> What to produce: Write out the complete material exactly as it stands.

> Stored records:
╭──

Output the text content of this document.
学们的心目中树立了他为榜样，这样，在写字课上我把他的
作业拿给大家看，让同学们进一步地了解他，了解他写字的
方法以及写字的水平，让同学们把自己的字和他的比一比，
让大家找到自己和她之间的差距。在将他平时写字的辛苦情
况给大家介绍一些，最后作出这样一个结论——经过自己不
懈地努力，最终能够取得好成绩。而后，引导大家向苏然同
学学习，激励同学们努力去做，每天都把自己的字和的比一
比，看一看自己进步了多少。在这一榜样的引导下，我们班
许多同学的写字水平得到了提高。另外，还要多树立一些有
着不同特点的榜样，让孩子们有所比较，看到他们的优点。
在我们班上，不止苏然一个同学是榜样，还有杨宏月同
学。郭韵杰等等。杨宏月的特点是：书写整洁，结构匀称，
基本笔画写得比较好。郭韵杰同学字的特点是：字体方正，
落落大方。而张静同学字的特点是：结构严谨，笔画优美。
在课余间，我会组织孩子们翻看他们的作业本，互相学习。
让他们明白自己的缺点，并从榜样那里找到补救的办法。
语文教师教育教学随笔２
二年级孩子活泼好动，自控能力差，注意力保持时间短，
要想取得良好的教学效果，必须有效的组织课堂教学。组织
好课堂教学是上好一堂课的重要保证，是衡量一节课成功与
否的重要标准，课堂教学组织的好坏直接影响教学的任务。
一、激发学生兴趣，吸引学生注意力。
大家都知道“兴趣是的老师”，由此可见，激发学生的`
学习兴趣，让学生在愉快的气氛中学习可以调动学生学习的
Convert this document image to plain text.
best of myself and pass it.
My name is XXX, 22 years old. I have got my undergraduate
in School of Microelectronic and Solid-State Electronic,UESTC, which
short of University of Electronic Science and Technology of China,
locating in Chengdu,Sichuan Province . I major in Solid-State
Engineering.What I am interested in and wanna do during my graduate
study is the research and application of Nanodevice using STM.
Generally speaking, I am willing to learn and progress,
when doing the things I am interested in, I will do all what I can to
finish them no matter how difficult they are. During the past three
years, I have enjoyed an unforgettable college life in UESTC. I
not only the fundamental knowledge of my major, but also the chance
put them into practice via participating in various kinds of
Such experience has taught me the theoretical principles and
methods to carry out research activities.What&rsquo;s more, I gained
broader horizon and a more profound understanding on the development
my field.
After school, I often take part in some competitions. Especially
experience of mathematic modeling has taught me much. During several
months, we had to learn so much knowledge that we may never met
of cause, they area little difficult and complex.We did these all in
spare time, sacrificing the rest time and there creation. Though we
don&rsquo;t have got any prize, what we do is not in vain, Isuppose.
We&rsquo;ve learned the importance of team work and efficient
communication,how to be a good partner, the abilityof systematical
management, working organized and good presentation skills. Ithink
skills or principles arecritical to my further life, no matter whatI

╰──

> Result of this exercise:
Output the text content of this document.
学们的心目中树立了他为榜样，这样，在写字课上我把他的
作业拿给大家看，让同学们进一步地了解他，了解他写字的
方法以及写字的水平，让同学们把自己的字和他的比一比，
让大家找到自己和她之间的差距。在将他平时写字的辛苦情
况给大家介绍一些，最后作出这样一个结论——经过自己不
懈地努力，最终能够取得好成绩。而后，引导大家向苏然同
学学习，激励同学们努力去做，每天都把自己的字和的比一
比，看一看自己进步了多少。在这一榜样的引导下，我们班
许多同学的写字水平得到了提高。另外，还要多树立一些有
着不同特点的榜样，让孩子们有所比较，看到他们的优点。
在我们班上，不止苏然一个同学是榜样，还有杨宏月同
学。郭韵杰等等。杨宏月的特点是：书写整洁，结构匀称，
基本笔画写得比较好。郭韵杰同学字的特点是：字体方正，
落落大方。而张静同学字的特点是：结构严谨，笔画优美。
在课余间，我会组织孩子们翻看他们的作业本，互相学习。
让他们明白自己的缺点，并从榜样那里找到补救的办法。
语文教师教育教学随笔２
二年级孩子活泼好动，自控能力差，注意力保持时间短，
要想取得良好的教学效果，必须有效的组织课堂教学。组织
好课堂教学是上好一堂课的重要保证，是衡量一节课成功与
否的重要标准，课堂教学组织的好坏直接影响教学的任务。
一、激发学生兴趣，吸引学生注意力。
大家都知道“兴趣是的老师”，由此可见，激发学生的`
学习兴趣，让学生在愉快的气氛中学习可以调动学生学习的
Convert this document image to plain text.
best of myself and pass it.
My name is XXX, 22 years old. I have got my undergraduate
in School of Microelectronic and Solid-State Electronic,UESTC, which
short of University of Electronic Science and Technology of China,
locating in Chengdu,Sichuan Province . I major in Solid-State
Engineering.What I am interested in and wanna do during my graduate
study is the research and application of Nanodevice using STM.
Generally speaking, I am willing to learn and progress,
when doing the things I am interested in, I will do all what I can to
finish them no matter how difficult they are. During the past three
years, I have enjoyed an unforgettable college life in UESTC. I
not only the fundamental knowledge of my major, but also the chance
put them into practice via participating in various kinds of
Such experience has taught me the theoretical principles and
methods to carry out research activities.What&rsquo;s more, I gained
broader horizon and a more profound understanding on the development
my field.
After school, I often take part in some competitions. Especially
experience of mathematic modeling has taught me much. During several
months, we had to learn so much knowledge that we may never met
of cause, they area little difficult and complex.We did these all in
spare time, sacrificing the rest time and there creation. Though we
don&rsquo;t have got any prize, what we do is not in vain, Isuppose.
We&rsquo;ve learned the importance of team work and efficient
communication,how to be a good partner, the abilityof systematical
management, working organized and good presentation skills. Ithink
skills or principles arecritical to my further life, no matter whatI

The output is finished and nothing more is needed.